PROBLEM SET ::
A) Reproduce the cluster instability post from the words "Last week something" through the words "similar thing happened.", replacing "VMs" with "virtual machines" wherever it occurs in that span.
B) Write the next part of the cluster instability post, picking up after its final sentence.

DOCUMENT PASSAGE ::
Cluster Instability

XN-Matt · Sep 19, 2017

Last week something happened where nodes just started rebooting each other because I assume, they thought things were down so we removed all VMs from cluster.

This morning, a similar thing happened.

One node went down, then another and another. Initially, we thought this was due to conntrack saying it was full but that occurred on two nodes that didn't reboot (and limit has increased accordingly). Although that may be related?

Here are some logs from the first node that rebooted.

Any suggestions on further debug would be appreciated as twice in a week is confusion. (Switch is set correctly in regard to multicast/IGMP snooping).

Dataset entries ::
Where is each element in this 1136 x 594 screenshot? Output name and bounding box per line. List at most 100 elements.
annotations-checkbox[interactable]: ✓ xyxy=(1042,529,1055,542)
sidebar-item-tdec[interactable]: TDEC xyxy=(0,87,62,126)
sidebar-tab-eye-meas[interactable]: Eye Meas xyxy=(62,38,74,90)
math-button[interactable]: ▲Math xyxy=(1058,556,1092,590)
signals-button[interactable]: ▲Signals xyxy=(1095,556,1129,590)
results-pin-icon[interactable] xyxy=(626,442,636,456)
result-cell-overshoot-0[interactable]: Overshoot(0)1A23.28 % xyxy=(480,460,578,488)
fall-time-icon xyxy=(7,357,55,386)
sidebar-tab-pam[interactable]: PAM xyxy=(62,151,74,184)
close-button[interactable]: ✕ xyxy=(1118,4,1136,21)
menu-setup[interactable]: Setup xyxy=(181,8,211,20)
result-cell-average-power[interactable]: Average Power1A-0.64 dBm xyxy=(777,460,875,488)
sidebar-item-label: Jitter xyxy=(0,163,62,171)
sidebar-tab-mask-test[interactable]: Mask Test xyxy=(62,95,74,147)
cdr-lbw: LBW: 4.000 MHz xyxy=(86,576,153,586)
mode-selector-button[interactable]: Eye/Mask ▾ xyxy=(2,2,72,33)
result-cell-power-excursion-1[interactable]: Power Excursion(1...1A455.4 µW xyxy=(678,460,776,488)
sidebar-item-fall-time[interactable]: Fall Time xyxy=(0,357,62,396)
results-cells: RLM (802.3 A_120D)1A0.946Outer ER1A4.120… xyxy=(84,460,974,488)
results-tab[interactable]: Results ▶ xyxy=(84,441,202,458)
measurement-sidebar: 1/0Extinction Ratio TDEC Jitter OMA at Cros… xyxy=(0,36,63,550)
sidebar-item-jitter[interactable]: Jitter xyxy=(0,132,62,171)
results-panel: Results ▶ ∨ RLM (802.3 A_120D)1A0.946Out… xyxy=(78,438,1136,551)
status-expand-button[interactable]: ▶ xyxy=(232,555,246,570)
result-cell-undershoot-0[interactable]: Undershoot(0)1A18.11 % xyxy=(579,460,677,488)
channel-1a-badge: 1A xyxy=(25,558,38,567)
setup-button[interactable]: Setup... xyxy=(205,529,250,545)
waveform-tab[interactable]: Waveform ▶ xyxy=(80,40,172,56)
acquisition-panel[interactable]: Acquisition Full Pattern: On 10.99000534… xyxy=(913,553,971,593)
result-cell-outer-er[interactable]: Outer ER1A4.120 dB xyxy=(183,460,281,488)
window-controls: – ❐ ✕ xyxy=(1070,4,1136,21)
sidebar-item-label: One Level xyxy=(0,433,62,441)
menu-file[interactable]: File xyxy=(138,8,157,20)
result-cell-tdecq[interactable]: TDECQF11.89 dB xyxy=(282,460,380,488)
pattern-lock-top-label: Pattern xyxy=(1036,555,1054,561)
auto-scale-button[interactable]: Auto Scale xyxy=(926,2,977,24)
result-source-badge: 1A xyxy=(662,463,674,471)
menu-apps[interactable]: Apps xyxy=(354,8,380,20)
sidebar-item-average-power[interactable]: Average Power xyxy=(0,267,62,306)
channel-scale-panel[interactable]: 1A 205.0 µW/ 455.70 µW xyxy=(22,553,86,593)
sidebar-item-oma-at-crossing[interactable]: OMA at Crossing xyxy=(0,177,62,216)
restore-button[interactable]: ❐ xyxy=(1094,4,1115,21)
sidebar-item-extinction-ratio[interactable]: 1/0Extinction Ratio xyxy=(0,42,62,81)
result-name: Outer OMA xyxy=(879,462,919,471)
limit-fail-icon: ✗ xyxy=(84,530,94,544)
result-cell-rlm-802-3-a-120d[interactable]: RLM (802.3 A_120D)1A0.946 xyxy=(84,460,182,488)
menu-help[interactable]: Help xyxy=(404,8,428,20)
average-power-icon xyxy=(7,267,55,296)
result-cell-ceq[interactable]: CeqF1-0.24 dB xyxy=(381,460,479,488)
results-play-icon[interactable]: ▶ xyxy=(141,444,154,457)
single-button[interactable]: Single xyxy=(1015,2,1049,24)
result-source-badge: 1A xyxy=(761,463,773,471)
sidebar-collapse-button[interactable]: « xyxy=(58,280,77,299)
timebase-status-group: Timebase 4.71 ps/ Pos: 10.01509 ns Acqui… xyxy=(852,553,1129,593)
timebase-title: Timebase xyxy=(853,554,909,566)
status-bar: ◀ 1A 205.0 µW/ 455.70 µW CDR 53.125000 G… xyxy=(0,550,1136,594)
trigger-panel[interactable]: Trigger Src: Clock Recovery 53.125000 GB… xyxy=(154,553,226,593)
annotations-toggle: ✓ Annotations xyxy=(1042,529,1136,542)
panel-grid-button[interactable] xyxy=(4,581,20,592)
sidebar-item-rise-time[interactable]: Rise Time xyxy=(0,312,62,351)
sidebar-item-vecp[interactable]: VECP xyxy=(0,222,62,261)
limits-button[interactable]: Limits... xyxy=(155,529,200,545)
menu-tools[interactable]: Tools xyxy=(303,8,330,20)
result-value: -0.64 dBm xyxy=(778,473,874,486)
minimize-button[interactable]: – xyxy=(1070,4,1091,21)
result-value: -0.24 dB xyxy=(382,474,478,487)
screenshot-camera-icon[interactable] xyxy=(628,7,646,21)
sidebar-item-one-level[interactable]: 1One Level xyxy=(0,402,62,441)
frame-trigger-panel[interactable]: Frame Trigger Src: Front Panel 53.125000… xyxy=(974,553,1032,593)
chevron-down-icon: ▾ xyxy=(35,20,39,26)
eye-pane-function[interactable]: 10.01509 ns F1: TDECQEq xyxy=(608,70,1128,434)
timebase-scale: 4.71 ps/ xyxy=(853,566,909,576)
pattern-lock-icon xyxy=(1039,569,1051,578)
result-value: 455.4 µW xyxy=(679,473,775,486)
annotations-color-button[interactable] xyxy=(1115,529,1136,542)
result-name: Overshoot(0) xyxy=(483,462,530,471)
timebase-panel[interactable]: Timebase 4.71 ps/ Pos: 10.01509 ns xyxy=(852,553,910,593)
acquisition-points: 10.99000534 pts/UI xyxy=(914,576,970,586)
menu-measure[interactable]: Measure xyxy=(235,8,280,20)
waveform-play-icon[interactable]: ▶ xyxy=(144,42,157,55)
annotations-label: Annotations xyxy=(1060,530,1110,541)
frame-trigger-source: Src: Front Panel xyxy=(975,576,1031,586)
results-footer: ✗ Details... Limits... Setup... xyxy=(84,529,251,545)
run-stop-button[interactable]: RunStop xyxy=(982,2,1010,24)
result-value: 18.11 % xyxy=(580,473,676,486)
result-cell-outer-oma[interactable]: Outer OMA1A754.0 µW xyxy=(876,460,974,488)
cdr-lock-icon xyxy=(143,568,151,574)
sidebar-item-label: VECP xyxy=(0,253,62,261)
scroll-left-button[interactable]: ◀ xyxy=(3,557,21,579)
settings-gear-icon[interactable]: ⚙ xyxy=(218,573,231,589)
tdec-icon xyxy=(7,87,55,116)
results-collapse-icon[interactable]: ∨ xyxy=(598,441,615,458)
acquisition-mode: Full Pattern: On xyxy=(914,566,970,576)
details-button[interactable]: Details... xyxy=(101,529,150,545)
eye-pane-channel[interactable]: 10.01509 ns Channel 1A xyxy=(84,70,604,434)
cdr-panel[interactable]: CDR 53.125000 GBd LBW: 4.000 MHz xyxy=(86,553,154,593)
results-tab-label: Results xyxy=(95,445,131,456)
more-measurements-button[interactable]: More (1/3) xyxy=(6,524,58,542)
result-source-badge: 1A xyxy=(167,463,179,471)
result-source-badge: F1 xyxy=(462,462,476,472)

ANSWERS TO THE EXERCISES ::
A)
Last week something happened where nodes just started rebooting each other because I assume, they thought things were down so we removed all virtual machines from cluster.

This morning, a similar thing happened.

B)
Sep 19 07:11:41 c1-h7-i corosync[1106]: notice [TOTEM ] A new membership (10.0.0.14:1056) was formed. Members left: 1 5
Sep 19 07:11:41 c1-h7-i corosync[1106]: notice [TOTEM ] Failed to receive the leave message. failed: 1 5
Sep 19 07:11:41 c1-h7-i corosync[1106]: [TOTEM ] A new membership (10.0.0.14:1056) was formed. Members left: 1 5
Sep 19 07:11:41 c1-h7-i corosync[1106]: [TOTEM ] Failed to receive the leave message. failed: 1 5
Sep 19 07:11:41 c1-h7-i pmxcfs[1093]: [dcdb] notice: members: 2/1105, 3/1093, 4/1038, 6/1062, 7/1045, 8/1068, 9/1049
Sep 19 07:11:41 c1-h7-i pmxcfs[1093]: [dcdb] notice: starting data syncronisation
Sep 19 07:11:41 c1-h7-i pmxcfs[1093]: [status] notice: members: 2/1105, 3/1093, 4/1038, 6/1062, 7/1045, 8/1068, 9/1049
Sep 19 07:11:41 c1-h7-i pmxcfs[1093]: [status] notice: starting data syncronisation
Sep 19 07:11:41 c1-h7-i corosync[1106]: notice [QUORUM] Members[7]: 4 6 7 8 9 2 3
Sep 19 07:11:41 c1-h7-i corosync[1106]: notice [MAIN ] Completed service synchronization, ready to provide service.
Sep 19 07:11:41 c1-h7-i corosync[1106]: [QUORUM] Members[7]: 4 6 7 8 9 2 3
Sep 19 07:11:41 c1-h7-i corosync[1106]: [MAIN ] Completed service synchronization, ready to provide service.
Sep 19 07:11:41 c1-h7-i pmxcfs[1093]: [dcdb] notice: received sync request (epoch 2/1105/00000027)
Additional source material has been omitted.